BRIEF: Render the rows from the start of the records through the line containing "spouse-label-line3: (or) Wife" as a numbered list, omitting any blank lines.

[Layout records]
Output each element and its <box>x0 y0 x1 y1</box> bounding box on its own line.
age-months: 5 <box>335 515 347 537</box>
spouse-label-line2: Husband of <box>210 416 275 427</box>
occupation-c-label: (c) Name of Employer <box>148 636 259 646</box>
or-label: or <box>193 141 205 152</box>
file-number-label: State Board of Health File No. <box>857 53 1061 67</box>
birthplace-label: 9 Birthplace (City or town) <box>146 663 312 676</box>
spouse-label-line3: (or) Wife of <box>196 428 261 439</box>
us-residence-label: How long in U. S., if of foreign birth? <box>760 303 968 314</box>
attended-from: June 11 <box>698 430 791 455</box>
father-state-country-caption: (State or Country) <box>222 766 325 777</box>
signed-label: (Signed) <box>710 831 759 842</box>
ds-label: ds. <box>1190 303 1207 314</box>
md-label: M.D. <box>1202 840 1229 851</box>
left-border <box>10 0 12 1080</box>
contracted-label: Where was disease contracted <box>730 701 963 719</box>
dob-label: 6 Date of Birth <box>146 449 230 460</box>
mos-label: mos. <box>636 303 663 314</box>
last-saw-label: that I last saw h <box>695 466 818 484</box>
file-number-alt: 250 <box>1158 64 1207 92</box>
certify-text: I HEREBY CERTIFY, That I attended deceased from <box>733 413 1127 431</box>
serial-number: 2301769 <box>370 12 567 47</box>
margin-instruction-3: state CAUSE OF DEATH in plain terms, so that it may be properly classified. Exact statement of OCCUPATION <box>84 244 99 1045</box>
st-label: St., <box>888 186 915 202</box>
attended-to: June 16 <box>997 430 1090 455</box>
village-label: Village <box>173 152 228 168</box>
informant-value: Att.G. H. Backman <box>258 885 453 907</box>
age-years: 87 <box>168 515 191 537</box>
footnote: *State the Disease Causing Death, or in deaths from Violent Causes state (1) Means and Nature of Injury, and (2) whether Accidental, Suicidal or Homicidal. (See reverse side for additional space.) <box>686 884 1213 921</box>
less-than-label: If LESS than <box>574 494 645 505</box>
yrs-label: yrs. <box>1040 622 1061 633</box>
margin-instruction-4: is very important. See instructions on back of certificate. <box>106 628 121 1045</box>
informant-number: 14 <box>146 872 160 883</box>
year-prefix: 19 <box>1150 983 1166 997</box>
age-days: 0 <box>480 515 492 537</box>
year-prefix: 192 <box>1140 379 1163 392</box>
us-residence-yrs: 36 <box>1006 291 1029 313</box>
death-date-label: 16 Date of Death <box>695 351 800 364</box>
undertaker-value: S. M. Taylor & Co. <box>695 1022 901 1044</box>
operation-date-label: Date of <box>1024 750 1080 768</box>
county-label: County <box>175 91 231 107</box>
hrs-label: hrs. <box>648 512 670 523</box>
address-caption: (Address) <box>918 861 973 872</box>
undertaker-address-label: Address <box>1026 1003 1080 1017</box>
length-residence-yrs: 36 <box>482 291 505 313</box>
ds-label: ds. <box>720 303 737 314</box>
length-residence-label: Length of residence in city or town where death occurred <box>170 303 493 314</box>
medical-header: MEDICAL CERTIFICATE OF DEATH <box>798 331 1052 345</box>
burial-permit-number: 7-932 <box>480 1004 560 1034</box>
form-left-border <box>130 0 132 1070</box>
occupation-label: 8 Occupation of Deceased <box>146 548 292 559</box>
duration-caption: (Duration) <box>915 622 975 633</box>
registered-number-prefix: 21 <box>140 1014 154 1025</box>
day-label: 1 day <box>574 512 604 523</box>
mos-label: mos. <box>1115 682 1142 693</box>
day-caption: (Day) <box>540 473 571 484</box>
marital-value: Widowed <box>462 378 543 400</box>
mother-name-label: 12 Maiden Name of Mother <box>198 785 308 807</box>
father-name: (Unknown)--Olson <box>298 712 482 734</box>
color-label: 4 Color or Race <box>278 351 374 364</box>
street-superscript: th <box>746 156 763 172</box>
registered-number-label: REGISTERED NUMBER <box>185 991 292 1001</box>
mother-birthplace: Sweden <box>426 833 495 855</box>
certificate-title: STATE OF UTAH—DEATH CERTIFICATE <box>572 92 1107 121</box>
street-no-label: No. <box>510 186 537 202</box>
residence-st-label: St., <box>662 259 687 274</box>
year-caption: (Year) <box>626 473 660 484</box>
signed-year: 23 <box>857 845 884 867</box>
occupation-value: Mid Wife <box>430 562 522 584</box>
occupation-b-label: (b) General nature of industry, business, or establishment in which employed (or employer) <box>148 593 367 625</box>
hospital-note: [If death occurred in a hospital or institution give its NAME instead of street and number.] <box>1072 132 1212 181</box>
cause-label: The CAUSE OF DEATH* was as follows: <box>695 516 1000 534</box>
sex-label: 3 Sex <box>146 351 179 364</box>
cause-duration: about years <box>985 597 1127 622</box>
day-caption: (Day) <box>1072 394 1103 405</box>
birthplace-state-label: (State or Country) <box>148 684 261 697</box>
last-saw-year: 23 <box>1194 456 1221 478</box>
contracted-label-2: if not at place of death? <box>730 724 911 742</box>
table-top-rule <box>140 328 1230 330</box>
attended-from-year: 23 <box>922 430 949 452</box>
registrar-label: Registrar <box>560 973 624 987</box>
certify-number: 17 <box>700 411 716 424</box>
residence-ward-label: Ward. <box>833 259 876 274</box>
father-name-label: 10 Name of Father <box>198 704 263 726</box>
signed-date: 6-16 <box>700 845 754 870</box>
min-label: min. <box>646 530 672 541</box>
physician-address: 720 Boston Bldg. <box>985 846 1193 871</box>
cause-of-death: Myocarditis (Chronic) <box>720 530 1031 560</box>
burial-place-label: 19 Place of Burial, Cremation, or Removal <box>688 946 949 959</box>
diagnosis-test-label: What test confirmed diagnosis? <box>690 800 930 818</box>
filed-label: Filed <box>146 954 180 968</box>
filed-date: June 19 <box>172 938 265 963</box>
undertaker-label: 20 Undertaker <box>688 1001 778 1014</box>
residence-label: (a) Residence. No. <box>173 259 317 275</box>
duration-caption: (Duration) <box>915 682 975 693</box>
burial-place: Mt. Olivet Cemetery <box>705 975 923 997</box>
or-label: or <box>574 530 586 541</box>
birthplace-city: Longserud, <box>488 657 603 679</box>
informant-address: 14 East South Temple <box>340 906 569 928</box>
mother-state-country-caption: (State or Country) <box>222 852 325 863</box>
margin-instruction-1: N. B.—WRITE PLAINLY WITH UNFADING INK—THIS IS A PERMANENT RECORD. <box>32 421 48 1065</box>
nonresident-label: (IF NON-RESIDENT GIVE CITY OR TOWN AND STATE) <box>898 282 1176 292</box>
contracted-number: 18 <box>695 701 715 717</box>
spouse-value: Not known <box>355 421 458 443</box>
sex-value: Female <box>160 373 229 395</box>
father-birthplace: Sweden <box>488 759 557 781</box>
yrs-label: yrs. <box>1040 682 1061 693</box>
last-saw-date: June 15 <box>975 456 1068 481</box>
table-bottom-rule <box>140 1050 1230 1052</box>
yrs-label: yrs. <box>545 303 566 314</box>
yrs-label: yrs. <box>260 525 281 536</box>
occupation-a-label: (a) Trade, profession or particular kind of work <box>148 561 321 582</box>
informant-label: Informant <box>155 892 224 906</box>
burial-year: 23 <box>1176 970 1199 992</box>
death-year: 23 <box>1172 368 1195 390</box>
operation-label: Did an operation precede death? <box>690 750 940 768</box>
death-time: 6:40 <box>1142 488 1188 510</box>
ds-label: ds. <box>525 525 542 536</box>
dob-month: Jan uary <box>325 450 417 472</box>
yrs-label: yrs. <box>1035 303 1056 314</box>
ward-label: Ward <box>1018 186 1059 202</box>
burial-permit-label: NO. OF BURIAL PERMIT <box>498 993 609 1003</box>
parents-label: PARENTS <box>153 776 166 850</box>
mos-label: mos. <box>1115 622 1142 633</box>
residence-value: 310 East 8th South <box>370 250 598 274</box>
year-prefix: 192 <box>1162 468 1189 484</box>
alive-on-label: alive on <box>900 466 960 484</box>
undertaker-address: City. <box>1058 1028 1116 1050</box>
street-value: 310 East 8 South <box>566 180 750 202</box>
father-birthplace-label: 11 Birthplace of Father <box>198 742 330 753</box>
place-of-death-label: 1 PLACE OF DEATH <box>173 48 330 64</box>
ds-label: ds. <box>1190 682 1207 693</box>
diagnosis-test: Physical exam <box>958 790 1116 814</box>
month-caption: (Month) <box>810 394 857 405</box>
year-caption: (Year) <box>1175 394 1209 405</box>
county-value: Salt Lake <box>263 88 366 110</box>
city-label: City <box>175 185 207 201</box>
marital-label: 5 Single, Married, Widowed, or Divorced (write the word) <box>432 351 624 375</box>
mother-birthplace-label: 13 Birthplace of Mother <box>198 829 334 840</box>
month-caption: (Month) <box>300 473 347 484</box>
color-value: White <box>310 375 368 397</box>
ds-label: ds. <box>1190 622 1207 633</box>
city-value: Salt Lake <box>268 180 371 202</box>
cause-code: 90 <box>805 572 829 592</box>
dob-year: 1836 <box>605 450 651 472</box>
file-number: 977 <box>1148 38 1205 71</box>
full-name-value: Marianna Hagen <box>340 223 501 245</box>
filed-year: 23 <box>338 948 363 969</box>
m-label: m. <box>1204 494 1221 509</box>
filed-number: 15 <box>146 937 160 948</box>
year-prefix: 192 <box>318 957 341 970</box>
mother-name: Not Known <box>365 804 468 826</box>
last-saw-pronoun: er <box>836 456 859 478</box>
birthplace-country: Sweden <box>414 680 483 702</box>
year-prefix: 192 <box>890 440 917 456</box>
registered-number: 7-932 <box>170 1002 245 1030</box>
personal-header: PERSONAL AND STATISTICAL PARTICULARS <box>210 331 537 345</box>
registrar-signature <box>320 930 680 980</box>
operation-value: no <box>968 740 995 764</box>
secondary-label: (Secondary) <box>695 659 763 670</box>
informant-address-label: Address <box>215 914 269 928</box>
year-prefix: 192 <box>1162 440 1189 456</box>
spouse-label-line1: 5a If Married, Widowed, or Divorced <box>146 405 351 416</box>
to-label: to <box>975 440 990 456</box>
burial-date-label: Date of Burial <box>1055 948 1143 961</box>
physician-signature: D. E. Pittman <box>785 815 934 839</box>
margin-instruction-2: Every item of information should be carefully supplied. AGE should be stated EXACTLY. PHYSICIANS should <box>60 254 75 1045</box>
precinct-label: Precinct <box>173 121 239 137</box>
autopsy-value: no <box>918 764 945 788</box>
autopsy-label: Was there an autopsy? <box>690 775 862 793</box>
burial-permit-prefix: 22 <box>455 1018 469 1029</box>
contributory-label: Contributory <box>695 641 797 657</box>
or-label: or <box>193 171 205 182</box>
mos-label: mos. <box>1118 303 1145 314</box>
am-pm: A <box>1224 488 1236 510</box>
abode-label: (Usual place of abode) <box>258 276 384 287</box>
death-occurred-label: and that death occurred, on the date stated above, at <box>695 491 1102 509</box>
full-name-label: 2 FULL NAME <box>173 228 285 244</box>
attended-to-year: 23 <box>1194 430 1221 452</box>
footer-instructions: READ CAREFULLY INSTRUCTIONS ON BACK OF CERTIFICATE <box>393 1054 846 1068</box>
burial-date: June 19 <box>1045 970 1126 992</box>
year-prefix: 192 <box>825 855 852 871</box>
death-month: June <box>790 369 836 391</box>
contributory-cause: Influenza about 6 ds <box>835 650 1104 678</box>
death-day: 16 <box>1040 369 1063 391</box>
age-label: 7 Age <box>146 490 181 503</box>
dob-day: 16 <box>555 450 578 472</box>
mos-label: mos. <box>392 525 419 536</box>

SOLUTION BELOW:
1. Output each element and its <box>x0 y0 x1 y1</box> bounding box on its own line.
2. age-months: 5 <box>335 515 347 537</box>
3. spouse-label-line2: Husband of <box>210 416 275 427</box>
4. occupation-c-label: (c) Name of Employer <box>148 636 259 646</box>
5. or-label: or <box>193 141 205 152</box>
6. file-number-label: State Board of Health File No. <box>857 53 1061 67</box>
7. birthplace-label: 9 Birthplace (City or town) <box>146 663 312 676</box>
8. spouse-label-line3: (or) Wife of <box>196 428 261 439</box>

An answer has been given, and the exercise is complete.